### Task to complete
Beginning with the line that contains "Type out the text in this image.", reproduce the remaining lines of the material exactly, up to and including the last one, but no pictures.

##### Supplied material

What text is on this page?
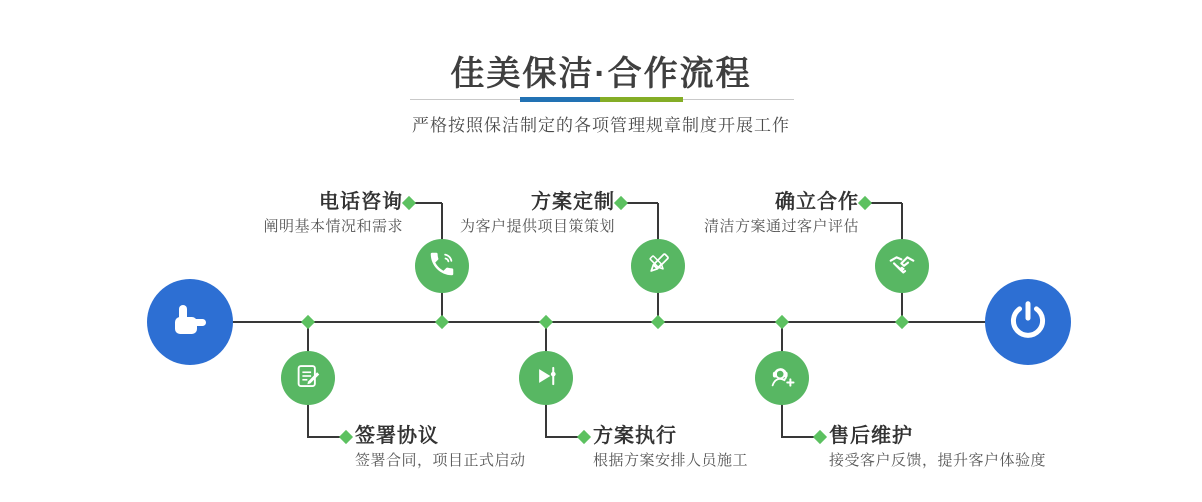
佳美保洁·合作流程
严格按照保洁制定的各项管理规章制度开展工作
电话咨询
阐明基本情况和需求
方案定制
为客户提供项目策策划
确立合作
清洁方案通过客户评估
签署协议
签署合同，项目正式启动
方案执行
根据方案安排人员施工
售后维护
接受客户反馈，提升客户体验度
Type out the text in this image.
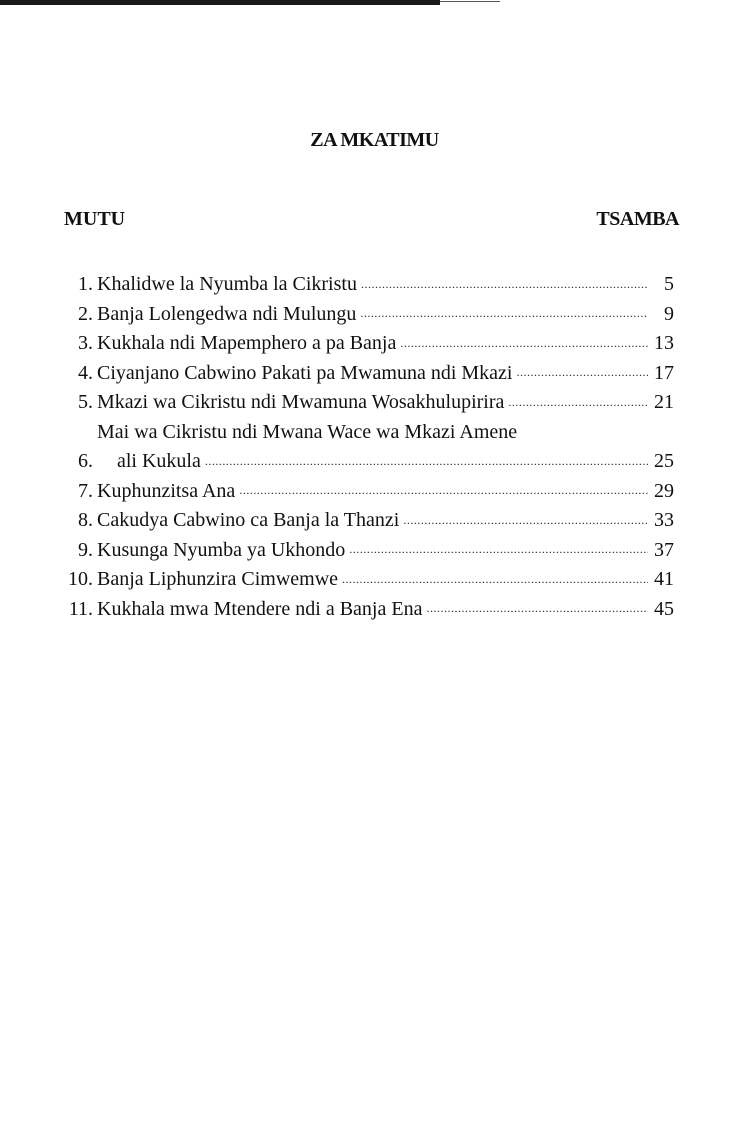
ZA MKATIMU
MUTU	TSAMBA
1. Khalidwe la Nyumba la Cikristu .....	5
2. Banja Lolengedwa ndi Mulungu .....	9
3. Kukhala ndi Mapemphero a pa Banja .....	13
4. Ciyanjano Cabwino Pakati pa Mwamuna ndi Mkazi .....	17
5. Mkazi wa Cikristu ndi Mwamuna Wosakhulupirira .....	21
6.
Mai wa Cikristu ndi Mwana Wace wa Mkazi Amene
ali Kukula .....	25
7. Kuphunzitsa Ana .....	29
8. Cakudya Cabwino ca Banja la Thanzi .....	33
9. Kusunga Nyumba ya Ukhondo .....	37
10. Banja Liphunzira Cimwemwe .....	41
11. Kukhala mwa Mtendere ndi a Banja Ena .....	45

##########

### Solution for this task
Type out the text in this image.
ZA MKATIMU
MUTU	TSAMBA
1. Khalidwe la Nyumba la Cikristu .....	5
2. Banja Lolengedwa ndi Mulungu .....	9
3. Kukhala ndi Mapemphero a pa Banja .....	13
4. Ciyanjano Cabwino Pakati pa Mwamuna ndi Mkazi .....	17
5. Mkazi wa Cikristu ndi Mwamuna Wosakhulupirira .....	21
6.
Mai wa Cikristu ndi Mwana Wace wa Mkazi Amene
ali Kukula .....	25
7. Kuphunzitsa Ana .....	29
8. Cakudya Cabwino ca Banja la Thanzi .....	33
9. Kusunga Nyumba ya Ukhondo .....	37
10. Banja Liphunzira Cimwemwe .....	41
11. Kukhala mwa Mtendere ndi a Banja Ena .....	45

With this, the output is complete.